__Provided records__.
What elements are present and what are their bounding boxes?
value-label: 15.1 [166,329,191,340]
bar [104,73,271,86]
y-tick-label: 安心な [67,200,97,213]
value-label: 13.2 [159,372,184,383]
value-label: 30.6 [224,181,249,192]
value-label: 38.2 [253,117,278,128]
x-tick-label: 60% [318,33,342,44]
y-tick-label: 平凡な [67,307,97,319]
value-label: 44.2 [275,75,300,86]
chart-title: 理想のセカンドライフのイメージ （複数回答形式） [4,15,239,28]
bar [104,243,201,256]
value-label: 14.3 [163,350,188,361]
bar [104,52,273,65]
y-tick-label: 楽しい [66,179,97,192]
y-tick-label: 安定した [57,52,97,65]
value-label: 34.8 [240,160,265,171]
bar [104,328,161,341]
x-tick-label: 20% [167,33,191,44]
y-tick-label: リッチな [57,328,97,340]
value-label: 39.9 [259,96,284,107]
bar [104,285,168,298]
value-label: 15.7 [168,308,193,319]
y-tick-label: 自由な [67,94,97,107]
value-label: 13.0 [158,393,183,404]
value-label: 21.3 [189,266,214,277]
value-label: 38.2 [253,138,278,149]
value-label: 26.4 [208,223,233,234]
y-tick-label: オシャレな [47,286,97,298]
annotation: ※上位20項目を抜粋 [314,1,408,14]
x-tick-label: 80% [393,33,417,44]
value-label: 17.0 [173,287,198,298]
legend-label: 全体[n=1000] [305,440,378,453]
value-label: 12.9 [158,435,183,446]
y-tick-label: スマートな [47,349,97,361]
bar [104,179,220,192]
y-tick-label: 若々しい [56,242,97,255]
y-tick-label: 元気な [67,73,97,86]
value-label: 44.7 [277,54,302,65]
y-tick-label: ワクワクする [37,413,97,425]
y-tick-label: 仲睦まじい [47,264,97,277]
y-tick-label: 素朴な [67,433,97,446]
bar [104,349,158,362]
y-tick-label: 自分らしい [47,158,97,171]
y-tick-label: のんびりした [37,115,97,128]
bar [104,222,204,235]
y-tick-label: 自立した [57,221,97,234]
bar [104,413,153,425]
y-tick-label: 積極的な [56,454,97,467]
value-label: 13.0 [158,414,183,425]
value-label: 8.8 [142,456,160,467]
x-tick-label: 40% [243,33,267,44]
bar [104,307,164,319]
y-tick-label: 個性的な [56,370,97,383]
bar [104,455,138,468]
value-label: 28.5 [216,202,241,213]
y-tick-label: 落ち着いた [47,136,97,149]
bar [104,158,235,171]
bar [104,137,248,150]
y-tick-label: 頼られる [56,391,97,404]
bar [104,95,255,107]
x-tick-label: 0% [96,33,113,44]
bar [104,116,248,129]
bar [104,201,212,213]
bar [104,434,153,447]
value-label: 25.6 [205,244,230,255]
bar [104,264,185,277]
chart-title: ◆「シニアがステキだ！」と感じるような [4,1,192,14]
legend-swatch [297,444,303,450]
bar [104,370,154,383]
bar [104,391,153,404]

__Exercise aim__.
Return every line of the records above as a JSON list of strings, one string per line, skipping any blank lines.

__Answer to this task__.
[
  "What elements are present and what are their bounding boxes?",
  "value-label: 15.1 [166,329,191,340]",
  "bar [104,73,271,86]",
  "y-tick-label: 安心な [67,200,97,213]",
  "value-label: 13.2 [159,372,184,383]",
  "value-label: 30.6 [224,181,249,192]",
  "value-label: 38.2 [253,117,278,128]",
  "x-tick-label: 60% [318,33,342,44]",
  "y-tick-label: 平凡な [67,307,97,319]",
  "value-label: 44.2 [275,75,300,86]",
  "chart-title: 理想のセカンドライフのイメージ （複数回答形式） [4,15,239,28]",
  "bar [104,243,201,256]",
  "value-label: 14.3 [163,350,188,361]",
  "bar [104,52,273,65]",
  "y-tick-label: 楽しい [66,179,97,192]",
  "y-tick-label: 安定した [57,52,97,65]",
  "value-label: 34.8 [240,160,265,171]",
  "bar [104,328,161,341]",
  "x-tick-label: 20% [167,33,191,44]",
  "y-tick-label: リッチな [57,328,97,340]",
  "value-label: 39.9 [259,96,284,107]",
  "bar [104,285,168,298]",
  "value-label: 15.7 [168,308,193,319]",
  "y-tick-label: 自由な [67,94,97,107]",
  "value-label: 13.0 [158,393,183,404]",
  "value-label: 21.3 [189,266,214,277]",
  "value-label: 38.2 [253,138,278,149]",
  "value-label: 26.4 [208,223,233,234]",
  "y-tick-label: オシャレな [47,286,97,298]",
  "annotation: ※上位20項目を抜粋 [314,1,408,14]",
  "x-tick-label: 80% [393,33,417,44]",
  "value-label: 17.0 [173,287,198,298]",
  "legend-label: 全体[n=1000] [305,440,378,453]",
  "value-label: 12.9 [158,435,183,446]",
  "y-tick-label: スマートな [47,349,97,361]",
  "bar [104,179,220,192]",
  "y-tick-label: 若々しい [56,242,97,255]",
  "y-tick-label: 元気な [67,73,97,86]",
  "value-label: 44.7 [277,54,302,65]",
  "y-tick-label: ワクワクする [37,413,97,425]",
  "y-tick-label: 仲睦まじい [47,264,97,277]",
  "y-tick-label: 素朴な [67,433,97,446]",
  "bar [104,349,158,362]",
  "y-tick-label: 自分らしい [47,158,97,171]",
  "y-tick-label: のんびりした [37,115,97,128]",
  "bar [104,222,204,235]",
  "y-tick-label: 自立した [57,221,97,234]",
  "bar [104,413,153,425]",
  "y-tick-label: 積極的な [56,454,97,467]",
  "value-label: 13.0 [158,414,183,425]",
  "value-label: 8.8 [142,456,160,467]",
  "x-tick-label: 40% [243,33,267,44]",
  "bar [104,307,164,319]",
  "y-tick-label: 個性的な [56,370,97,383]",
  "bar [104,455,138,468]",
  "value-label: 28.5 [216,202,241,213]",
  "y-tick-label: 落ち着いた [47,136,97,149]",
  "bar [104,158,235,171]",
  "bar [104,137,248,150]",
  "y-tick-label: 頼られる [56,391,97,404]",
  "bar [104,95,255,107]",
  "x-tick-label: 0% [96,33,113,44]",
  "bar [104,116,248,129]",
  "bar [104,201,212,213]",
  "bar [104,434,153,447]",
  "value-label: 25.6 [205,244,230,255]",
  "bar [104,264,185,277]",
  "chart-title: ◆「シニアがステキだ！」と感じるような [4,1,192,14]",
  "legend-swatch [297,444,303,450]",
  "bar [104,370,154,383]",
  "bar [104,391,153,404]"
]